ECLI:NL:RVS:2018:3086

Raad van State

Datum uitspraak
26 september 2018
Publicatiedatum
21 september 2018
Zaaknummer
201704293/1/A1
Instantie
Raad van State
Type
Uitspraak
Rechtsgebied
Bestuursrecht
Procedures
  • Hoger beroep
Rechters
  • R.J.J.M. Pans
Vindplaatsen
  • Rechtspraak.nl
AI samenvatting door LexboostAutomatisch gegenereerd

Hoger beroep tegen afwijzing handhavingsverzoek met betrekking tot bouw garage

In deze zaak gaat het om een hoger beroep van [appellant A] en [appellant B] tegen de uitspraak van de rechtbank Rotterdam van 13 april 2017. Het college van burgemeester en wethouders van Zwijndrecht had op 1 februari 2016 een verzoek van [appellant] om handhavend op te treden tegen een door [eigenaar] gebouwde garage afgewezen. De rechtbank verklaarde het beroep van [appellant] ongegrond, waarop [appellant] in hoger beroep ging. De Afdeling bestuursrechtspraak van de Raad van State heeft de zaak op 7 mei 2018 ter zitting behandeld. De Afdeling oordeelt dat het college ten onrechte heeft afgezien van handhavend optreden, omdat de omgevingsvergunning voor de garage nog niet onherroepelijk was. De rechtbank heeft dit miskend en de Afdeling vernietigt de uitspraak van de rechtbank. Het college moet nu een nieuw besluit nemen op het verzoek om handhaving, waarbij het rekening moet houden met de overwegingen van de Afdeling. Daarnaast heeft [appellant] een verzoek om schadevergoeding ingediend, dat is afgewezen omdat niet is aangetoond dat haar eer of goede naam is aangetast. De proceskosten worden vergoed.

◆ **OPDRACHT**: Typ de bovenstaande uitspraak over de garage volledig en letterlijk over.

◆ **FRAGMENTEN UIT DATA**:
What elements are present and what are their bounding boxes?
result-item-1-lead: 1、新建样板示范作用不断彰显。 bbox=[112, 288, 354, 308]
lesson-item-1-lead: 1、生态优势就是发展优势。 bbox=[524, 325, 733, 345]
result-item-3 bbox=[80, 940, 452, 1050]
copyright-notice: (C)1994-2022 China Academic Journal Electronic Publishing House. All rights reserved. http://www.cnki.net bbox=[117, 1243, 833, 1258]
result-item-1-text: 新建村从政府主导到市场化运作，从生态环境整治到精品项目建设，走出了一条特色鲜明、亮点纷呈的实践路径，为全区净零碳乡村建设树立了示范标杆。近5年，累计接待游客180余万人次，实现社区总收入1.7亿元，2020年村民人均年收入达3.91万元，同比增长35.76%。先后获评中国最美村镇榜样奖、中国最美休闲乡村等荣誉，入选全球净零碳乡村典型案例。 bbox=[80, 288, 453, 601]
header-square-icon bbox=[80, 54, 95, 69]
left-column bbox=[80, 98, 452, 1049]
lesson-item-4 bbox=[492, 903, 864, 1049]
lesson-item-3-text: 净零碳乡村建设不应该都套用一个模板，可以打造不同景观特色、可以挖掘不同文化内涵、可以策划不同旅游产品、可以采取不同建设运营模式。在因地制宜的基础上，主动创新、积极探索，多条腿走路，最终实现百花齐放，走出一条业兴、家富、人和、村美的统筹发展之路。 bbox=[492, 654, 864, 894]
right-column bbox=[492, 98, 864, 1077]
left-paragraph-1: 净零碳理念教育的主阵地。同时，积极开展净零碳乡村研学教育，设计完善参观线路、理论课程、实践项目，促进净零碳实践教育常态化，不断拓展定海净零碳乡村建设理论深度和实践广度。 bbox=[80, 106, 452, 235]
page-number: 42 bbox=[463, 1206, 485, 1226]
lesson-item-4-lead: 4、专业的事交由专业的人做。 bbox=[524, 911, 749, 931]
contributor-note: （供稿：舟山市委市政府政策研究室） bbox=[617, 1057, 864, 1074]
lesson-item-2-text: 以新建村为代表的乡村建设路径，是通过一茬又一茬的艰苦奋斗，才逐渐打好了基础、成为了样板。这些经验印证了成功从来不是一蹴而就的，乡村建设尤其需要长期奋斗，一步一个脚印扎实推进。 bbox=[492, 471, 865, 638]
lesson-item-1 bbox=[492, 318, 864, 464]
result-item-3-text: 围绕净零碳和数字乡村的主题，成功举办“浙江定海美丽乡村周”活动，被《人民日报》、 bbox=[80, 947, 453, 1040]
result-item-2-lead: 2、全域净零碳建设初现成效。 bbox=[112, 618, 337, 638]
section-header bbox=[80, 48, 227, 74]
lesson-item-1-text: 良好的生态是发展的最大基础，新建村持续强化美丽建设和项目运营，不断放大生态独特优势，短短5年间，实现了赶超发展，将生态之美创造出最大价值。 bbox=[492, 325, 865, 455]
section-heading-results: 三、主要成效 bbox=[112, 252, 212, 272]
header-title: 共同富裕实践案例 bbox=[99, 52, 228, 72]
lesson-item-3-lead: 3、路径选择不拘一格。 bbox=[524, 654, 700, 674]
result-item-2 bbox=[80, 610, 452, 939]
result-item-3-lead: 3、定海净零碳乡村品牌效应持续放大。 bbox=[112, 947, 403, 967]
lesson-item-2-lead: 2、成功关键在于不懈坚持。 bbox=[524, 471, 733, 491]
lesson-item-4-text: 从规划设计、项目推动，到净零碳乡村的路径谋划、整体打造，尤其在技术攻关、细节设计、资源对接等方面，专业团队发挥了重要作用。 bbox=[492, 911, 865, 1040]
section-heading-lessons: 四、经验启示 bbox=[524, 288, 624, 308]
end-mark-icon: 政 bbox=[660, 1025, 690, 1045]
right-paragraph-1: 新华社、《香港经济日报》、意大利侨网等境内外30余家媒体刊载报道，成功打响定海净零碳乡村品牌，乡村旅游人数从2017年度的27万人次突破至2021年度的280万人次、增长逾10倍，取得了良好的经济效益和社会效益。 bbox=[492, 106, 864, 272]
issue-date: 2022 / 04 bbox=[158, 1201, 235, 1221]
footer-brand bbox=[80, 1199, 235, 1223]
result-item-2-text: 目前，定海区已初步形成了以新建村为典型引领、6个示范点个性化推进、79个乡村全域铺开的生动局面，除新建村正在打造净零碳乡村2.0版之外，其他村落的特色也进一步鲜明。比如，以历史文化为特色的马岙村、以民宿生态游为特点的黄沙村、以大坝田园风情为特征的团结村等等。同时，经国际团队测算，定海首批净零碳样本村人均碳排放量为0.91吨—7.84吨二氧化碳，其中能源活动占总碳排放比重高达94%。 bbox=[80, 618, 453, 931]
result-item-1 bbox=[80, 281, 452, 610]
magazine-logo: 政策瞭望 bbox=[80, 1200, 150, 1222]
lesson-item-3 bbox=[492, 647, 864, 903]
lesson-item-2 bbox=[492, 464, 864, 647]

◆ **RESULTAAT**:
ECLI:NL:RVS:2018:3086

Raad van State

Datum uitspraak
26 september 2018
Publicatiedatum
21 september 2018
Zaaknummer
201704293/1/A1
Instantie
Raad van State
Type
Uitspraak
Rechtsgebied
Bestuursrecht
Procedures
  • Hoger beroep
Rechters
  • R.J.J.M. Pans
Vindplaatsen
  • Rechtspraak.nl
AI samenvatting door LexboostAutomatisch gegenereerd

Hoger beroep tegen afwijzing handhavingsverzoek met betrekking tot bouw garage

In deze zaak gaat het om een hoger beroep van [appellant A] en [appellant B] tegen de uitspraak van de rechtbank Rotterdam van 13 april 2017. Het college van burgemeester en wethouders van Zwijndrecht had op 1 februari 2016 een verzoek van [appellant] om handhavend op te treden tegen een door [eigenaar] gebouwde garage afgewezen. De rechtbank verklaarde het beroep van [appellant] ongegrond, waarop [appellant] in hoger beroep ging. De Afdeling bestuursrechtspraak van de Raad van State heeft de zaak op 7 mei 2018 ter zitting behandeld. De Afdeling oordeelt dat het college ten onrechte heeft afgezien van handhavend optreden, omdat de omgevingsvergunning voor de garage nog niet onherroepelijk was. De rechtbank heeft dit miskend en de Afdeling vernietigt de uitspraak van de rechtbank. Het college moet nu een nieuw besluit nemen op het verzoek om handhaving, waarbij het rekening moet houden met de overwegingen van de Afdeling. Daarnaast heeft [appellant] een verzoek om schadevergoeding ingediend, dat is afgewezen omdat niet is aangetoond dat haar eer of goede naam is aangetast. De proceskosten worden vergoed.